## Set problem
Only lines holding the word "CONS" should be copied from the material.

## Data rows
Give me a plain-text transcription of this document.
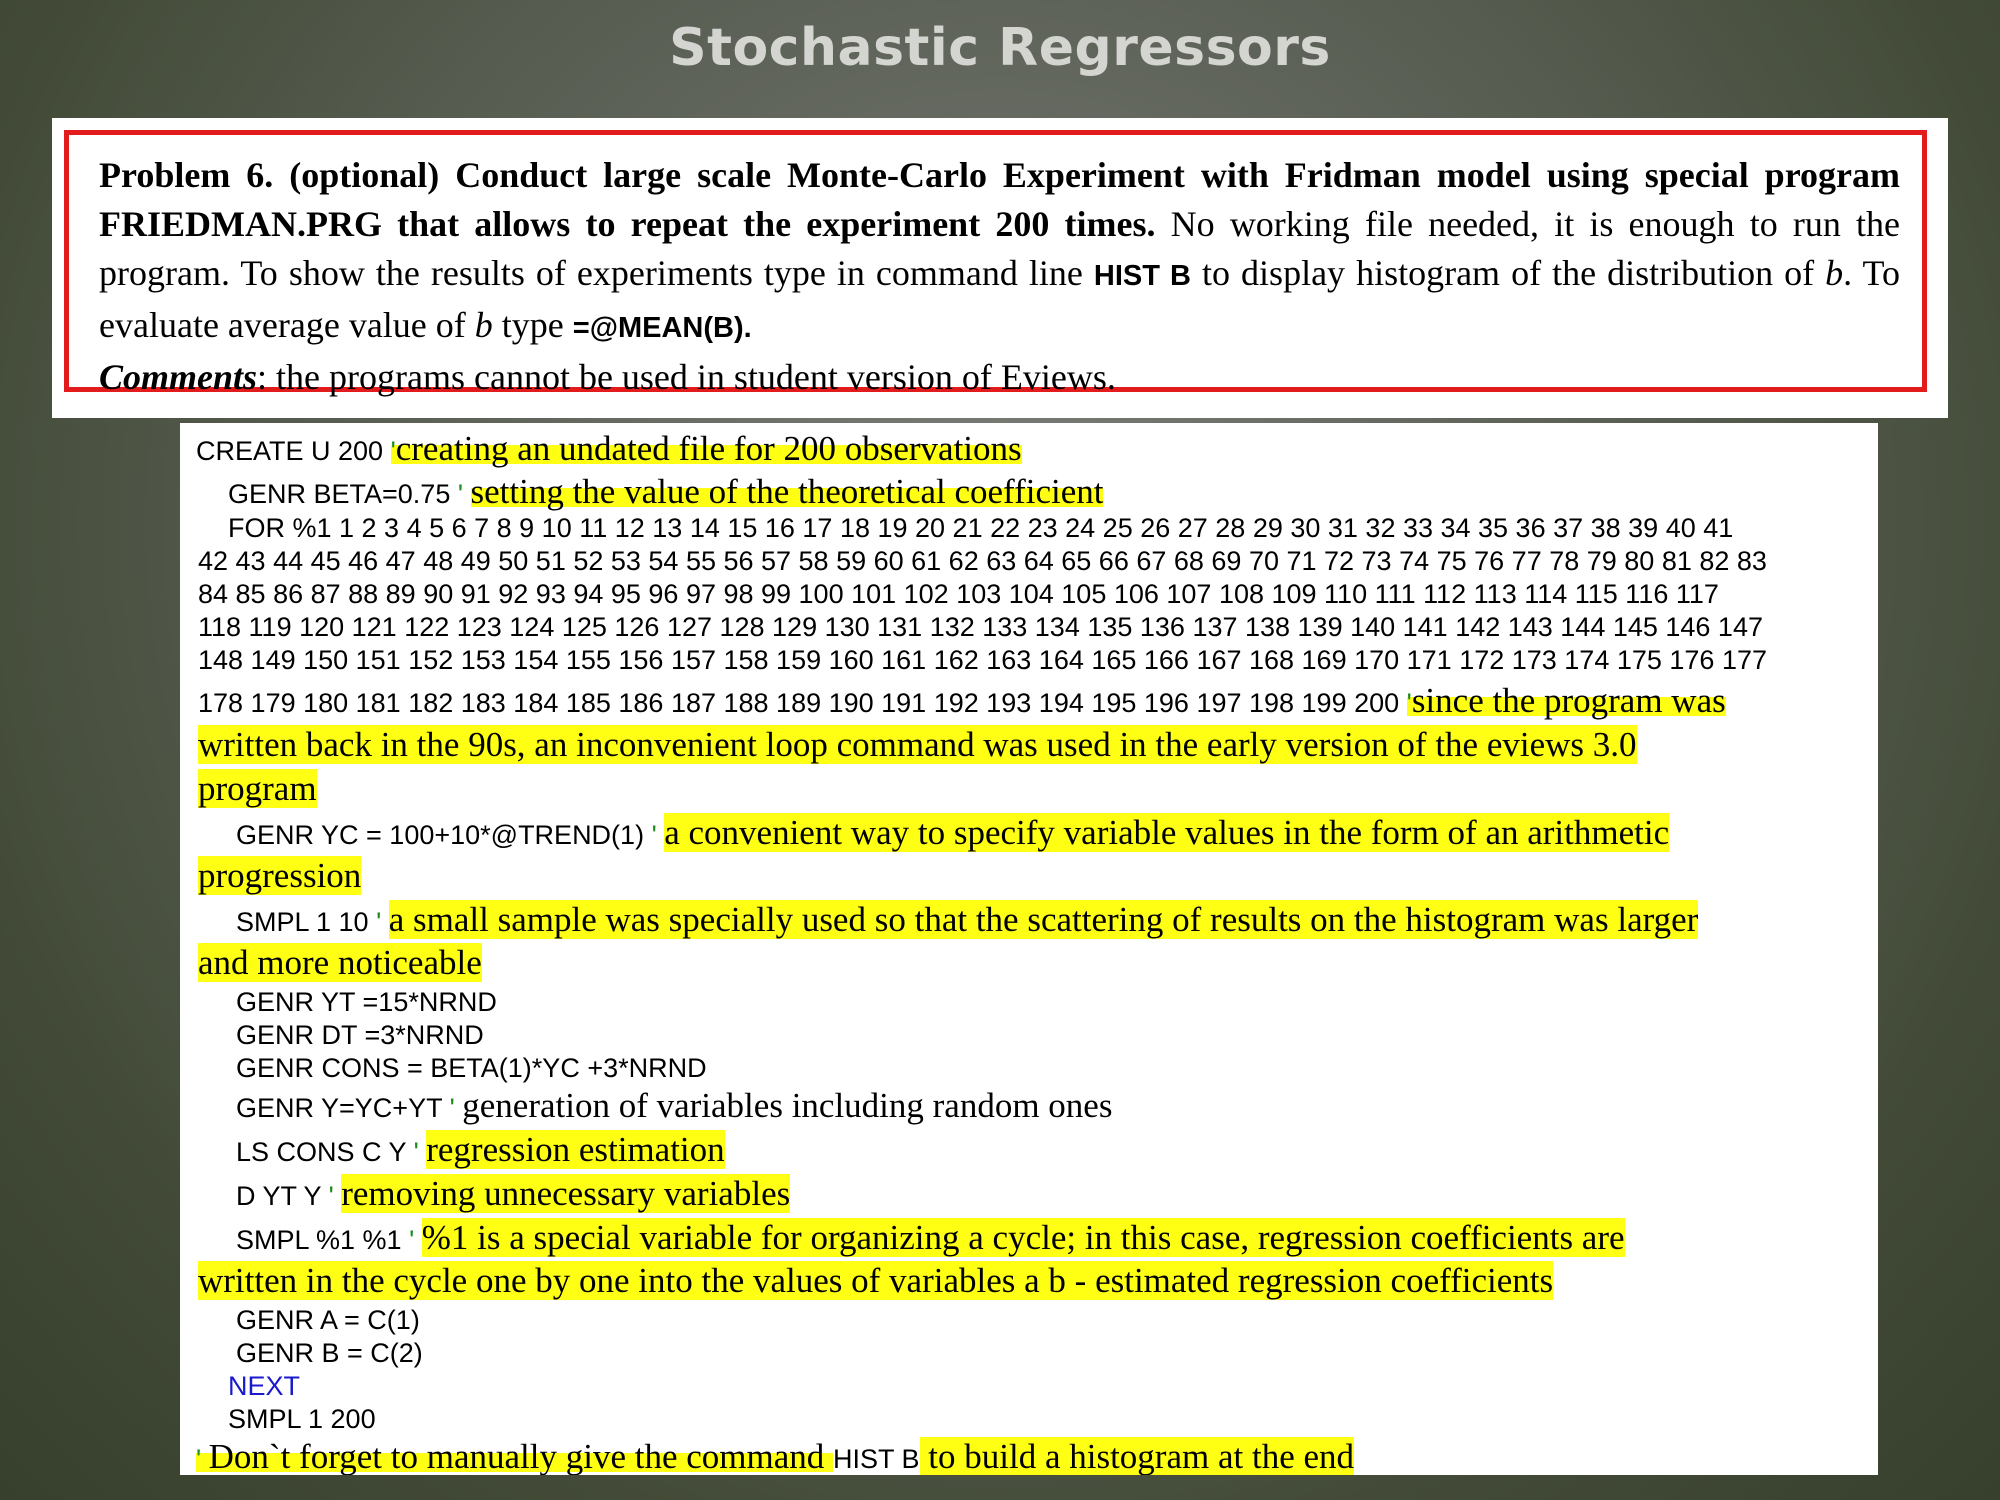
Stochastic Regressors
Problem 6. (optional) Conduct large scale Monte-Carlo Experiment with Fridman model using special program FRIEDMAN.PRG that allows to repeat the experiment 200 times. No working file needed, it is enough to run the program. To show the results of experiments type in command line HIST B to display histogram of the distribution of b. To evaluate average value of b type =@MEAN(B).
Comments: the programs cannot be used in student version of Eviews.
CREATE U 200 'creating an undated file for 200 observations
GENR BETA=0.75 ' setting the value of the theoretical coefficient
FOR %1 1 2 3 4 5 6 7 8 9 10 11 12 13 14 15 16 17 18 19 20 21 22 23 24 25 26 27 28 29 30 31 32 33 34 35 36 37 38 39 40 41
42 43 44 45 46 47 48 49 50 51 52 53 54 55 56 57 58 59 60 61 62 63 64 65 66 67 68 69 70 71 72 73 74 75 76 77 78 79 80 81 82 83
84 85 86 87 88 89 90 91 92 93 94 95 96 97 98 99 100 101 102 103 104 105 106 107 108 109 110 111 112 113 114 115 116 117
118 119 120 121 122 123 124 125 126 127 128 129 130 131 132 133 134 135 136 137 138 139 140 141 142 143 144 145 146 147
148 149 150 151 152 153 154 155 156 157 158 159 160 161 162 163 164 165 166 167 168 169 170 171 172 173 174 175 176 177
178 179 180 181 182 183 184 185 186 187 188 189 190 191 192 193 194 195 196 197 198 199 200 'since the program was
written back in the 90s, an inconvenient loop command was used in the early version of the eviews 3.0
program
GENR YC = 100+10*@TREND(1) ' a convenient way to specify variable values in the form of an arithmetic
progression
SMPL 1 10 ' a small sample was specially used so that the scattering of results on the histogram was larger
and more noticeable
GENR YT =15*NRND
GENR DT =3*NRND
GENR CONS = BETA(1)*YC +3*NRND
GENR Y=YC+YT ' generation of variables including random ones
LS CONS C Y ' regression estimation
D YT Y ' removing unnecessary variables
SMPL %1 %1 ' %1 is a special variable for organizing a cycle; in this case, regression coefficients are
written in the cycle one by one into the values of variables a b - estimated regression coefficients
GENR A = C(1)
GENR B = C(2)
NEXT
SMPL 1 200
' Don`t forget to manually give the command HIST B to build a histogram at the end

## Written response
GENR CONS = BETA(1)*YC +3*NRND
LS CONS C Y ' regression estimation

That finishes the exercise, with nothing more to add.